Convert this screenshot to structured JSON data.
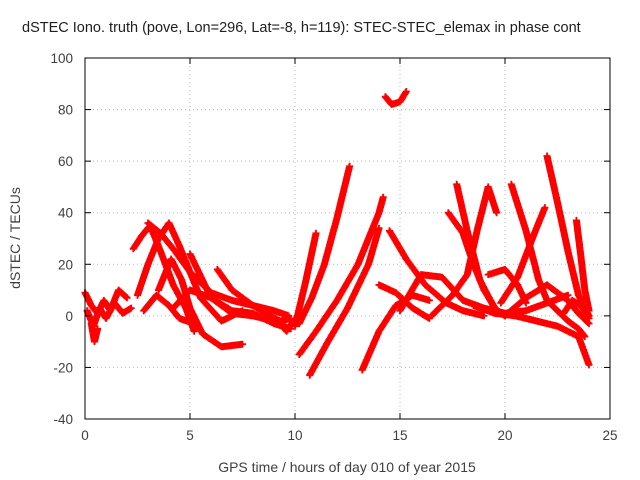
{
  "chart_data": {
    "type": "scatter",
    "title": "dSTEC Iono. truth (pove, Lon=296, Lat=-8, h=119): STEC-STEC_elemax in phase cont",
    "xlabel": "GPS time / hours of day 010 of year 2015",
    "ylabel": "dSTEC  / TECUs",
    "xlim": [
      0,
      25
    ],
    "ylim": [
      -40,
      100
    ],
    "xticks": [
      "0",
      "5",
      "10",
      "15",
      "20",
      "25"
    ],
    "yticks": [
      "100",
      "80",
      "60",
      "40",
      "20",
      "0",
      "-20",
      "-40"
    ],
    "grid": true,
    "legend": "none",
    "marker": "plus",
    "color": "#ff0000",
    "series": [
      {
        "x": [
          0.0,
          0.3,
          0.6,
          0.9,
          1.2,
          1.6,
          2.0
        ],
        "y": [
          9,
          4,
          1,
          6,
          2,
          10,
          7
        ]
      },
      {
        "x": [
          0.1,
          0.4,
          0.7,
          1.0,
          1.4,
          1.8,
          2.2
        ],
        "y": [
          2,
          -4,
          3,
          -1,
          5,
          1,
          3
        ]
      },
      {
        "x": [
          0.3,
          0.45,
          0.6
        ],
        "y": [
          -3,
          -10,
          -5
        ]
      },
      {
        "x": [
          2.3,
          2.7,
          3.1,
          3.6,
          4.2,
          4.8,
          5.2
        ],
        "y": [
          26,
          31,
          35,
          25,
          12,
          3,
          -6
        ]
      },
      {
        "x": [
          2.5,
          3.0,
          3.5,
          4.0,
          4.5,
          5.5,
          6.5,
          7.5
        ],
        "y": [
          8,
          20,
          30,
          36,
          27,
          7,
          -2,
          2
        ]
      },
      {
        "x": [
          3.0,
          3.6,
          4.2,
          5.0,
          6.0,
          7.0,
          8.0,
          9.0,
          9.7
        ],
        "y": [
          36,
          32,
          26,
          17,
          9,
          6,
          4,
          2,
          0
        ]
      },
      {
        "x": [
          3.5,
          4.1,
          4.6,
          5.0,
          5.6,
          6.5,
          7.5
        ],
        "y": [
          10,
          22,
          14,
          3,
          -7,
          -12,
          -11
        ]
      },
      {
        "x": [
          2.8,
          3.4,
          4.0,
          4.5,
          5.2
        ],
        "y": [
          2,
          8,
          4,
          -1,
          -3
        ]
      },
      {
        "x": [
          4.2,
          5.0,
          6.0,
          7.0,
          8.0,
          9.0,
          9.8
        ],
        "y": [
          3,
          10,
          7,
          2,
          1,
          -3,
          -5
        ]
      },
      {
        "x": [
          5.0,
          6.0,
          7.0,
          8.0,
          9.0,
          9.7
        ],
        "y": [
          24,
          7,
          1,
          0,
          -2,
          -5
        ]
      },
      {
        "x": [
          6.3,
          7.0,
          8.0,
          8.8,
          9.3,
          9.8
        ],
        "y": [
          18,
          10,
          4,
          0,
          -2,
          -1
        ]
      },
      {
        "x": [
          9.2,
          9.6,
          10.0
        ],
        "y": [
          -2,
          -6,
          -1
        ]
      },
      {
        "x": [
          10.0,
          10.5,
          11.0
        ],
        "y": [
          -4,
          13,
          32
        ]
      },
      {
        "x": [
          10.2,
          10.8,
          11.4,
          12.0,
          12.6
        ],
        "y": [
          -3,
          7,
          20,
          38,
          58
        ]
      },
      {
        "x": [
          10.2,
          11.0,
          12.0,
          13.0,
          14.0,
          14.2
        ],
        "y": [
          -15,
          -6,
          6,
          20,
          40,
          46
        ]
      },
      {
        "x": [
          10.7,
          11.5,
          12.5,
          13.5,
          14.0
        ],
        "y": [
          -23,
          -11,
          3,
          20,
          34
        ]
      },
      {
        "x": [
          13.2,
          14.0,
          14.8,
          15.6,
          16.4
        ],
        "y": [
          -21,
          -6,
          4,
          8,
          6
        ]
      },
      {
        "x": [
          14.0,
          14.8,
          15.6,
          16.4
        ],
        "y": [
          12,
          9,
          3,
          -1
        ]
      },
      {
        "x": [
          14.3,
          14.6,
          15.0,
          15.3
        ],
        "y": [
          85,
          82,
          83,
          87
        ]
      },
      {
        "x": [
          14.5,
          15.3,
          16.2,
          17.2,
          18.0,
          19.0
        ],
        "y": [
          33,
          22,
          12,
          5,
          2,
          0
        ]
      },
      {
        "x": [
          15.0,
          16.0,
          17.0,
          18.0,
          19.0,
          20.0,
          21.0,
          22.0,
          23.0
        ],
        "y": [
          2,
          16,
          15,
          6,
          3,
          1,
          2,
          5,
          8
        ]
      },
      {
        "x": [
          16.5,
          17.5,
          18.2,
          18.7,
          19.2,
          19.6
        ],
        "y": [
          0,
          8,
          16,
          34,
          50,
          40
        ]
      },
      {
        "x": [
          17.3,
          18.0,
          18.5,
          19.0,
          19.6
        ],
        "y": [
          40,
          32,
          20,
          10,
          2
        ]
      },
      {
        "x": [
          17.7,
          18.2,
          18.8,
          19.5,
          20.0
        ],
        "y": [
          51,
          33,
          14,
          3,
          0
        ]
      },
      {
        "x": [
          19.2,
          20.0,
          20.6,
          21.0
        ],
        "y": [
          16,
          18,
          12,
          5
        ]
      },
      {
        "x": [
          20.3,
          21.0,
          21.6,
          22.0,
          22.5,
          23.0,
          23.5,
          23.8
        ],
        "y": [
          51,
          33,
          14,
          6,
          2,
          -2,
          -5,
          -8
        ]
      },
      {
        "x": [
          20.0,
          21.0,
          22.0,
          23.0,
          23.5,
          24.0
        ],
        "y": [
          0,
          7,
          12,
          6,
          1,
          -3
        ]
      },
      {
        "x": [
          18.5,
          19.5,
          20.5,
          21.5,
          22.5,
          23.5,
          24.0
        ],
        "y": [
          4,
          1,
          0,
          -2,
          -4,
          -8,
          -19
        ]
      },
      {
        "x": [
          19.8,
          20.6,
          21.4,
          21.9
        ],
        "y": [
          5,
          15,
          32,
          42
        ]
      },
      {
        "x": [
          22.0,
          22.5,
          23.0,
          23.5,
          24.0
        ],
        "y": [
          62,
          44,
          25,
          8,
          0
        ]
      },
      {
        "x": [
          22.8,
          23.2,
          23.6,
          24.0
        ],
        "y": [
          1,
          6,
          4,
          -1
        ]
      },
      {
        "x": [
          23.4,
          23.6,
          23.8,
          24.0
        ],
        "y": [
          37,
          24,
          10,
          2
        ]
      }
    ]
  }
}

> YOUR OBJECTIVE
Locate the word "dSTEC" in the records and collect each line it appears in.

> SOLUTION TO THIS EXERCISE
    "title": "dSTEC Iono. truth (pove, Lon=296, Lat=-8, h=119): STEC-STEC_elemax in phase cont",
    "ylabel": "dSTEC  / TECUs",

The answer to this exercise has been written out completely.